### PROBLEM STATEMENT
From the listing below, tally the lines that include "subtitle". Return only the total.

### MATERIALS PROVIDED

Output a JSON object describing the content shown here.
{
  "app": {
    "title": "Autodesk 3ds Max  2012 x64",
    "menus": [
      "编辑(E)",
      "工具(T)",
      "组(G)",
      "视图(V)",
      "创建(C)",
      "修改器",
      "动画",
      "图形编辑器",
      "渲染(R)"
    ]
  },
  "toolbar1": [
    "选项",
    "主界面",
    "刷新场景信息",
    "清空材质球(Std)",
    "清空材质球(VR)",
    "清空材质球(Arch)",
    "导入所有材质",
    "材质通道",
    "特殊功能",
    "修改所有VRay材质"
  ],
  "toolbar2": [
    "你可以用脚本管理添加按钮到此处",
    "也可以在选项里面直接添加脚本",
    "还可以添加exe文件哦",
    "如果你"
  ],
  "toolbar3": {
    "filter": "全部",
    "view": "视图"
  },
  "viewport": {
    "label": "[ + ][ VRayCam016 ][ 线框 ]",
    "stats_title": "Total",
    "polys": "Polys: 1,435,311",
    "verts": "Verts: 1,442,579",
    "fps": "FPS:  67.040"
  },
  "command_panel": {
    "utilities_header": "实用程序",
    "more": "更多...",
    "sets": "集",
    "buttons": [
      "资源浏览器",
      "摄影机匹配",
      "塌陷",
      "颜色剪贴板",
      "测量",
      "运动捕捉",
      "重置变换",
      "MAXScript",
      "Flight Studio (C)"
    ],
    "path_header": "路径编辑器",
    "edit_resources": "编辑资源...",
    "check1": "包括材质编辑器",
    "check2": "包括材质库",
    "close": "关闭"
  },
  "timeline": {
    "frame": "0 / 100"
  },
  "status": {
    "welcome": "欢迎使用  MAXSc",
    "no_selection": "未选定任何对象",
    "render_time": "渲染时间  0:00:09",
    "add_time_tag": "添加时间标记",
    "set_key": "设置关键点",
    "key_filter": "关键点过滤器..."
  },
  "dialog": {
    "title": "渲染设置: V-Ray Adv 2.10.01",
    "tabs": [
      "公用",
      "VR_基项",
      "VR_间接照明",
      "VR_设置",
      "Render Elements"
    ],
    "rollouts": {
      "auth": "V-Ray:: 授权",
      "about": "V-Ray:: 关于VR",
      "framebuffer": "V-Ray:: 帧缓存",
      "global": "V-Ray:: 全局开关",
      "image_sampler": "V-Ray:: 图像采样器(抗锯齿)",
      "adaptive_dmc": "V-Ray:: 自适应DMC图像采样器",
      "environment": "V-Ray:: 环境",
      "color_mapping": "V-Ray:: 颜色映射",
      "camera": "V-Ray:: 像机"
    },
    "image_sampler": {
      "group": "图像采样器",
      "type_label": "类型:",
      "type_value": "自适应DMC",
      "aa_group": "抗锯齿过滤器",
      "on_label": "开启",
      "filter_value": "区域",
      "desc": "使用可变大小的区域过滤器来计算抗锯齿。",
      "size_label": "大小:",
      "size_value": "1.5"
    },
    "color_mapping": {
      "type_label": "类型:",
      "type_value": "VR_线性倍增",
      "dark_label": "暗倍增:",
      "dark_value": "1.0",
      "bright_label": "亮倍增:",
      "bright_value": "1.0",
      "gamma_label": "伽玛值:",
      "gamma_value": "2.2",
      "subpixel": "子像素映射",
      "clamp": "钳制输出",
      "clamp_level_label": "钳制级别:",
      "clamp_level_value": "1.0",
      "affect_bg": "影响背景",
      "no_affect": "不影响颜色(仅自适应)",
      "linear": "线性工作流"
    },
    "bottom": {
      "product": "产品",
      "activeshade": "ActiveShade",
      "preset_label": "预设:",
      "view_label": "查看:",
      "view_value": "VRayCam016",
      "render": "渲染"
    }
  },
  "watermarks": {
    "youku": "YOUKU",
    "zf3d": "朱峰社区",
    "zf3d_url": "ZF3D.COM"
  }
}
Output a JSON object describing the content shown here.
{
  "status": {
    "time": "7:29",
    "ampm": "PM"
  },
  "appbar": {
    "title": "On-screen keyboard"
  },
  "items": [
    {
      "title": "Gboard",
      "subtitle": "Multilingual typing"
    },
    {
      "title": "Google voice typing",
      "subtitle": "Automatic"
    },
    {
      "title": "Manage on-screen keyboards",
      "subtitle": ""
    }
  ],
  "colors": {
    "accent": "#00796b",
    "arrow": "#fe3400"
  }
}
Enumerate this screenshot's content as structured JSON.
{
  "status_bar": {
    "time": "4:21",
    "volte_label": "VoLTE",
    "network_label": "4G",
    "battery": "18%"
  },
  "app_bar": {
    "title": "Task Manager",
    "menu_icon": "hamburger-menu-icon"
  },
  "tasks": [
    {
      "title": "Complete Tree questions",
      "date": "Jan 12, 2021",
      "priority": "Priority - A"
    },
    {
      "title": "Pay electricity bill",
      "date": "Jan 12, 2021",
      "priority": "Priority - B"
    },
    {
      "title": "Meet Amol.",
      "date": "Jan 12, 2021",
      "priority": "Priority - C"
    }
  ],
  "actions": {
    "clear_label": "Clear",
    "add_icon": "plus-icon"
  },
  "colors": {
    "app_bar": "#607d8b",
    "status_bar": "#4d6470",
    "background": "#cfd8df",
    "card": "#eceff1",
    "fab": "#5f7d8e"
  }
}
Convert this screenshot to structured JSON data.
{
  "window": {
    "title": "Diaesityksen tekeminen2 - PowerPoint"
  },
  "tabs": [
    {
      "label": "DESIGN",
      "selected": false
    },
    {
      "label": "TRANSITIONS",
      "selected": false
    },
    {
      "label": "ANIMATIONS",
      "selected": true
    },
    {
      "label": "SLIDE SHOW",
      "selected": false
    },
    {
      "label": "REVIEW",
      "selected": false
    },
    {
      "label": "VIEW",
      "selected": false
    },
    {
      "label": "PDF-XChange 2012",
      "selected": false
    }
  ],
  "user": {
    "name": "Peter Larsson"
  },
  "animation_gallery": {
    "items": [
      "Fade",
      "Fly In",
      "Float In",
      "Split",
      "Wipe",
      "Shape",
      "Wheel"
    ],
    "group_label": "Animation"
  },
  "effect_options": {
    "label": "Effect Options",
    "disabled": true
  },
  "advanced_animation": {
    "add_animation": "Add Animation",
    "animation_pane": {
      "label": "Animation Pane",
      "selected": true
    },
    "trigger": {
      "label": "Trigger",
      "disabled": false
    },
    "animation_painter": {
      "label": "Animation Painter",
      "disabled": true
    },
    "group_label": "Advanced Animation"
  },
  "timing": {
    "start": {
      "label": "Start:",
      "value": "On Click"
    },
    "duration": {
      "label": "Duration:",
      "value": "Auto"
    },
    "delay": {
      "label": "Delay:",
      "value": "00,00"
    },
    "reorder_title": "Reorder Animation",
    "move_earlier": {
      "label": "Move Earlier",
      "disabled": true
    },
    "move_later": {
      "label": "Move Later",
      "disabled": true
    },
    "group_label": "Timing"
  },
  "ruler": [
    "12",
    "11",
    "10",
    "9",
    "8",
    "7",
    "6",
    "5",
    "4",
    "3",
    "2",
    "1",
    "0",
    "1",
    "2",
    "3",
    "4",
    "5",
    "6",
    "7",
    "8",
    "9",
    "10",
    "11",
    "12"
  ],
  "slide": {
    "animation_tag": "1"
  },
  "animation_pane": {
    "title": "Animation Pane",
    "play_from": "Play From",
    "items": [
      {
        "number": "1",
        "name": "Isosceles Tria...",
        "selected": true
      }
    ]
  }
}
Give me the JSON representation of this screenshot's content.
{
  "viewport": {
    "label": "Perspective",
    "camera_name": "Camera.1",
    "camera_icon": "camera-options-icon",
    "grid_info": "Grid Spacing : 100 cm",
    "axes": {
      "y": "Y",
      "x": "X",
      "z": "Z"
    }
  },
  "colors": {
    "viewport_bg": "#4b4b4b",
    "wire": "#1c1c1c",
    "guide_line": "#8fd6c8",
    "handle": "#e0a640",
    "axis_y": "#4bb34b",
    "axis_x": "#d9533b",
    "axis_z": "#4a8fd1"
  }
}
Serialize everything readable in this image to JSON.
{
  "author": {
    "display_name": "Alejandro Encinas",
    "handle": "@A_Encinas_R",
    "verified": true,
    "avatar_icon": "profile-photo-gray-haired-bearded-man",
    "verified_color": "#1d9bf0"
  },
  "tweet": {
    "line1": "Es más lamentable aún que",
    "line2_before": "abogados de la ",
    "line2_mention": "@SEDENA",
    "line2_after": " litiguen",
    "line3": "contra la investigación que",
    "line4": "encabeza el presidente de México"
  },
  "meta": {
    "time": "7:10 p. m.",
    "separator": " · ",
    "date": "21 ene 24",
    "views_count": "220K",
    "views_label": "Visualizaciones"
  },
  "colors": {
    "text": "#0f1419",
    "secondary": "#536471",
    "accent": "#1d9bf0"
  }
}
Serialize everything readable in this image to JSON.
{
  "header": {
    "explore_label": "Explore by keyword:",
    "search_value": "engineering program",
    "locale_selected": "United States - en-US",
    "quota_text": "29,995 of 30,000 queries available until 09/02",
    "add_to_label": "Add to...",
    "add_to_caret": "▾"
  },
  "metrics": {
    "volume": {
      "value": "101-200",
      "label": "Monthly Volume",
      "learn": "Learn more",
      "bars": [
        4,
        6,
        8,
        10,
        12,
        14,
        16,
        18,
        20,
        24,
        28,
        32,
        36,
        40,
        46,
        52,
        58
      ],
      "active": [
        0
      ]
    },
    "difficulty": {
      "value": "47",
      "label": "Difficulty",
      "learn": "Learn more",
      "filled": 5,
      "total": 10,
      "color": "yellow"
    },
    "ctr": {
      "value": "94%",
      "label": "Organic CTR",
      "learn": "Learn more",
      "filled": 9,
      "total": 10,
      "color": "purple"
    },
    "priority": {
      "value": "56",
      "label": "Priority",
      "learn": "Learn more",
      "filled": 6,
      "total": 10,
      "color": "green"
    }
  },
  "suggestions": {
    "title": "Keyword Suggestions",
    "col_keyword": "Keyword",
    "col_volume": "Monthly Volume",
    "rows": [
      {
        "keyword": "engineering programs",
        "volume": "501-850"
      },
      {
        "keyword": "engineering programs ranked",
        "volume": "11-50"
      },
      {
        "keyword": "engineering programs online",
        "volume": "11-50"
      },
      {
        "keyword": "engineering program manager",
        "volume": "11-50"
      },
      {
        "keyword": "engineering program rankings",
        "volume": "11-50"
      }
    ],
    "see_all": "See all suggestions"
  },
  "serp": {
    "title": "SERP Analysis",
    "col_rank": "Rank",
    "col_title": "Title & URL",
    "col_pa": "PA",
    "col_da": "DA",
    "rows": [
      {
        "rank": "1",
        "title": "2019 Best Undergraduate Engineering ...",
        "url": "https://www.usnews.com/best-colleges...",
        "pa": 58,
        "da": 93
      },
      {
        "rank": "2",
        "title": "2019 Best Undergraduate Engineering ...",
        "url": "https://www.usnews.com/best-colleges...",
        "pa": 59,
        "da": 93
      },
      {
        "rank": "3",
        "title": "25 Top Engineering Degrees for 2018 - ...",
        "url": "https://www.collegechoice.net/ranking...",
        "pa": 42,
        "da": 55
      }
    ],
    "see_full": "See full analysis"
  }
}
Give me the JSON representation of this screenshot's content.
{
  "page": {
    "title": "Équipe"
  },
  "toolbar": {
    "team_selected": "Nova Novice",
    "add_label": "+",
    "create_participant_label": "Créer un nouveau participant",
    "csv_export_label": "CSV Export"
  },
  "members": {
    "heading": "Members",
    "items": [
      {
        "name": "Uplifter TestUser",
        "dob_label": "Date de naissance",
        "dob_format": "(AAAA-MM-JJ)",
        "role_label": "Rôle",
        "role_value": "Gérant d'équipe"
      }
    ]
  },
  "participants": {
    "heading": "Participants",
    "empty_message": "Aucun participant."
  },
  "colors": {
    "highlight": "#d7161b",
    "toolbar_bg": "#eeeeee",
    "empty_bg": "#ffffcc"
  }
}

### WRITTEN ANSWER
3